**JOB**: Scan the data. Collect each line that contains the word "United".

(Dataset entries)
------

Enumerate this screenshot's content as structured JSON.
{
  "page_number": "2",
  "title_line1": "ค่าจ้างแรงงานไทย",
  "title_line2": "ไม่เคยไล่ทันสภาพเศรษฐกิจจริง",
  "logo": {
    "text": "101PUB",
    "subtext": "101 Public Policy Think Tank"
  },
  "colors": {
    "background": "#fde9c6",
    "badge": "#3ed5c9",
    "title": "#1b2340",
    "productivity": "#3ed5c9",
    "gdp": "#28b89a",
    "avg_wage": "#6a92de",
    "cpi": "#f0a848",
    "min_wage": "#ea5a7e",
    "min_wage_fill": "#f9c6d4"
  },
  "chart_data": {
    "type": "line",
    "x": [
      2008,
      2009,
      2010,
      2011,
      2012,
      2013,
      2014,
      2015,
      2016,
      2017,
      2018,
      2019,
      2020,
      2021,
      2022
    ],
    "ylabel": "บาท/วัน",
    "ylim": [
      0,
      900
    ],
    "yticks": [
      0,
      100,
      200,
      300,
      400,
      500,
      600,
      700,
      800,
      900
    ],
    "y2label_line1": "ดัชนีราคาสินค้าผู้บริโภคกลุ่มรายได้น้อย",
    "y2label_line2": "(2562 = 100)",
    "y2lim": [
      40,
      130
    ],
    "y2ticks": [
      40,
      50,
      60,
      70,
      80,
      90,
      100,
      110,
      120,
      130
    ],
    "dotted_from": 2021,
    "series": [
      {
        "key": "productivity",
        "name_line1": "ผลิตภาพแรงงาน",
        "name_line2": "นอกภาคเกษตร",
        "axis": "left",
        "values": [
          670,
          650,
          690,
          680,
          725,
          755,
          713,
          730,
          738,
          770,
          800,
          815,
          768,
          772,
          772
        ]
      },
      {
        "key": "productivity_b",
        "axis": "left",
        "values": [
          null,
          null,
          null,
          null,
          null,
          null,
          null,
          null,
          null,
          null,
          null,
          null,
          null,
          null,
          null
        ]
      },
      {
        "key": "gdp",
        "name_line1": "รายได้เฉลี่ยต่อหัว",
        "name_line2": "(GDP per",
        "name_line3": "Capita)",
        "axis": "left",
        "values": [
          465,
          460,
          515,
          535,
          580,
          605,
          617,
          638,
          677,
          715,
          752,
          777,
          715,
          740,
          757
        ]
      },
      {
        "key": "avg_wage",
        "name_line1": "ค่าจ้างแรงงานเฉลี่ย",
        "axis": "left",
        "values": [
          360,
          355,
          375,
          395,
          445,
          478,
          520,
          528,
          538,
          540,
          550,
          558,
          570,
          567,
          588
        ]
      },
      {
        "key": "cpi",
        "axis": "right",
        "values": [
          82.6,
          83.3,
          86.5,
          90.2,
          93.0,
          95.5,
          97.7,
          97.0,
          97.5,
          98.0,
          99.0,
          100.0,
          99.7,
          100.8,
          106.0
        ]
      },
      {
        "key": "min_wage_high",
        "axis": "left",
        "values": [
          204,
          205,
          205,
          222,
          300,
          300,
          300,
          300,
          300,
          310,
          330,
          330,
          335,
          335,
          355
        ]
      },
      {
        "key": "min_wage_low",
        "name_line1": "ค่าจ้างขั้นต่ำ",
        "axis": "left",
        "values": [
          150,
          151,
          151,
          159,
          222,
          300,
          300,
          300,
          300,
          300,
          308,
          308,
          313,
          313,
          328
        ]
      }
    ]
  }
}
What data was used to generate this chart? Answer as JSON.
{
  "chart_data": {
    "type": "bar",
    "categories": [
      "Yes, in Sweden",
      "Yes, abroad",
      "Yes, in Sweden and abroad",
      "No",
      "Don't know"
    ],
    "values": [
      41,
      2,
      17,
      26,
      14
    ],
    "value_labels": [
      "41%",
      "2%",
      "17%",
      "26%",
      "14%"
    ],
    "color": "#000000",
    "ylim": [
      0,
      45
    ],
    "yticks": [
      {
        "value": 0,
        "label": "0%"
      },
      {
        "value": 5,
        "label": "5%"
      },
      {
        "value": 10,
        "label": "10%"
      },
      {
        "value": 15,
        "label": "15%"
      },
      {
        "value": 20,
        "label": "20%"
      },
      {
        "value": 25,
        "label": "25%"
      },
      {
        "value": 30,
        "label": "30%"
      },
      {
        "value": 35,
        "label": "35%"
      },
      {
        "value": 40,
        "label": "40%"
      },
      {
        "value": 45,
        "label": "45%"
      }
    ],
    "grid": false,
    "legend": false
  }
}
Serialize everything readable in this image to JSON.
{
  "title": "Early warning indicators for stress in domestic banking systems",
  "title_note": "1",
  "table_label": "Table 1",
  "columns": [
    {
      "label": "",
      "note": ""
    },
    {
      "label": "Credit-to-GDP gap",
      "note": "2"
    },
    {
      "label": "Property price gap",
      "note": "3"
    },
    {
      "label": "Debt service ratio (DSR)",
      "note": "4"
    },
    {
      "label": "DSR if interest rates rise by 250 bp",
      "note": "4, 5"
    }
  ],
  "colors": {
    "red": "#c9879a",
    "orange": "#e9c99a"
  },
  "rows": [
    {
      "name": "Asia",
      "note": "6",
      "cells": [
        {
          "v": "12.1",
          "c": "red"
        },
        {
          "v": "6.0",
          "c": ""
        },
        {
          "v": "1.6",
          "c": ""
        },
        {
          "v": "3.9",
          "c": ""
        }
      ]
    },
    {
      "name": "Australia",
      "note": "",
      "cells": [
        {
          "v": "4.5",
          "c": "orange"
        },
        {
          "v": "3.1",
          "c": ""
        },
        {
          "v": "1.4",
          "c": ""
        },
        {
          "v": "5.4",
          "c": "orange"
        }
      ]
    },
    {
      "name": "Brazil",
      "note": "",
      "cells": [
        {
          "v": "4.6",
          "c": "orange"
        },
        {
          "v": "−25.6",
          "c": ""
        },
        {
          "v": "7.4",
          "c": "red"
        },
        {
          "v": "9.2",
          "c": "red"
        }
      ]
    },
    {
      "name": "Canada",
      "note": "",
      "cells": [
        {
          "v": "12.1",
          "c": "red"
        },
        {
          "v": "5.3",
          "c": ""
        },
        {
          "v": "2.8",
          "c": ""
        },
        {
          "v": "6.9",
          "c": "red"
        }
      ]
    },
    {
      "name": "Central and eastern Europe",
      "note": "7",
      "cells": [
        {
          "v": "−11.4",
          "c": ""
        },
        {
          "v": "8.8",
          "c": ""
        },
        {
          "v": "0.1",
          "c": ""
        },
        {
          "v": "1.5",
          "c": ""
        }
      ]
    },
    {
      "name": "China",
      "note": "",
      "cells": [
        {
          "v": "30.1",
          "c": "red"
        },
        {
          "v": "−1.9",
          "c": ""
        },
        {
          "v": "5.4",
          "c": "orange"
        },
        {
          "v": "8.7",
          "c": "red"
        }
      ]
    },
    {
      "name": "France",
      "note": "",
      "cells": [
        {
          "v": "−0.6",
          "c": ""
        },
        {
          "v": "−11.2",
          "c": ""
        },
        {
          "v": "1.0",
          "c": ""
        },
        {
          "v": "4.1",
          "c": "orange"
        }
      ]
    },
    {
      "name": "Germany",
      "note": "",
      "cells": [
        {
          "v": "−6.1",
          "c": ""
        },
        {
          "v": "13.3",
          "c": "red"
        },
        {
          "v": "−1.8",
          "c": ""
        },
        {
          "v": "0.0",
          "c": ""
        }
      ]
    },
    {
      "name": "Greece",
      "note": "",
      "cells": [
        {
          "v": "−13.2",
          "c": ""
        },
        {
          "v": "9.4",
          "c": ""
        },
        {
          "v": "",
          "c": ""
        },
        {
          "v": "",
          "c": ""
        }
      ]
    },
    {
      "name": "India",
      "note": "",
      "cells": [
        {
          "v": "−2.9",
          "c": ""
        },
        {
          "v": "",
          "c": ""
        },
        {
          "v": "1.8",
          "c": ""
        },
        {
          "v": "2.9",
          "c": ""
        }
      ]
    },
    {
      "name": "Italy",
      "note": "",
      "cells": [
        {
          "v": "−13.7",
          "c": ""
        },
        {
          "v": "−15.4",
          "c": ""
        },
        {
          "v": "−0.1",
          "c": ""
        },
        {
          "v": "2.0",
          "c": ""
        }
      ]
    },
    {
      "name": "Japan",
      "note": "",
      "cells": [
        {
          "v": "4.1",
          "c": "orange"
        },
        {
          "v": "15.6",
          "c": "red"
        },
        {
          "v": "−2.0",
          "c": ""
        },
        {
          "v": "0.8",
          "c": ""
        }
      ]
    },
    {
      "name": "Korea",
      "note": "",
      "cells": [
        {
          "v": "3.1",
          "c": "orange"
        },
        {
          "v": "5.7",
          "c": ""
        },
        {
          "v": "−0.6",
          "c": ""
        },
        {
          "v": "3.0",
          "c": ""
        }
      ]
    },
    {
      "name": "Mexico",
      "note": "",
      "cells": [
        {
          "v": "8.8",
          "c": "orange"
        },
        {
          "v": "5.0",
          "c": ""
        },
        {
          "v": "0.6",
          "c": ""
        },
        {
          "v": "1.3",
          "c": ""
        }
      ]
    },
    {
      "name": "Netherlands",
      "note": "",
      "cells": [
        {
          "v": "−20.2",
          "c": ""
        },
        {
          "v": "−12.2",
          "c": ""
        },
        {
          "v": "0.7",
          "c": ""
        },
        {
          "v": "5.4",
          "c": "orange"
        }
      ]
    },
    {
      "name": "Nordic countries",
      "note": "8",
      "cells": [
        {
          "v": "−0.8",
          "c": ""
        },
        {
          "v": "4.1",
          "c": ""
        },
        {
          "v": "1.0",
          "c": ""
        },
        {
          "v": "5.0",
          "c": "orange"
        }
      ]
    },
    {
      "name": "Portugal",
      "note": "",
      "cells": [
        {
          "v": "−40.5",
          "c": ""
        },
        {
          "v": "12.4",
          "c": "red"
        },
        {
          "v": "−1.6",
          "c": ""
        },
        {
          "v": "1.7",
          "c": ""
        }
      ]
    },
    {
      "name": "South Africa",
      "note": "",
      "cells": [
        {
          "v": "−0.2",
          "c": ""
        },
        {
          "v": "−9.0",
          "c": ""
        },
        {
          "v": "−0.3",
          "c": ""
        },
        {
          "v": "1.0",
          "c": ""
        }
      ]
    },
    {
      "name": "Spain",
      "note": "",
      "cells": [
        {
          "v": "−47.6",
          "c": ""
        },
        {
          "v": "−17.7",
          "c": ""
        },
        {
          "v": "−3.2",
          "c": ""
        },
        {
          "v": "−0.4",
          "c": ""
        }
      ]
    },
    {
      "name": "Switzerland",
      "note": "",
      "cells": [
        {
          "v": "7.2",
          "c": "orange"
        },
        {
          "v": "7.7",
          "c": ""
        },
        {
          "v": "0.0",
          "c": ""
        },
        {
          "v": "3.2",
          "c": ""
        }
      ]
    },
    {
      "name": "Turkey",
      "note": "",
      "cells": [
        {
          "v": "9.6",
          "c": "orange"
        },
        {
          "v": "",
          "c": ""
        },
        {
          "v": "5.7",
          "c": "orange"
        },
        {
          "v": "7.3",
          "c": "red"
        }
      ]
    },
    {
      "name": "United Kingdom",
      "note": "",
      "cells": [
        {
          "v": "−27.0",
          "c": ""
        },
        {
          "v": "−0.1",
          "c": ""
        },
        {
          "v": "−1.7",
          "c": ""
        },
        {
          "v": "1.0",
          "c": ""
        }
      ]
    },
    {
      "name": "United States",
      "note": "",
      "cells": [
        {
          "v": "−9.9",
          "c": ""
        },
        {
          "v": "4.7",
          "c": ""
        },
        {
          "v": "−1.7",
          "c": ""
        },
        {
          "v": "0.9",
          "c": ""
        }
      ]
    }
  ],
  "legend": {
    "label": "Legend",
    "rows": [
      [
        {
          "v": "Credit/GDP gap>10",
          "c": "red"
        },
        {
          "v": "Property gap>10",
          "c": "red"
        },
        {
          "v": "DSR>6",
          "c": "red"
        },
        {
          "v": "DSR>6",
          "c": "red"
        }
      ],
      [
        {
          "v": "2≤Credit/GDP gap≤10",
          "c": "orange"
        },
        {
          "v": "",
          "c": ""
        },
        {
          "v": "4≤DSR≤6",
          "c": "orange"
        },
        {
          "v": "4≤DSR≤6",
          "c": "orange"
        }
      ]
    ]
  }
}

------

**COMPLETE OUTPUT**:
      "name": "United Kingdom",
      "name": "United States",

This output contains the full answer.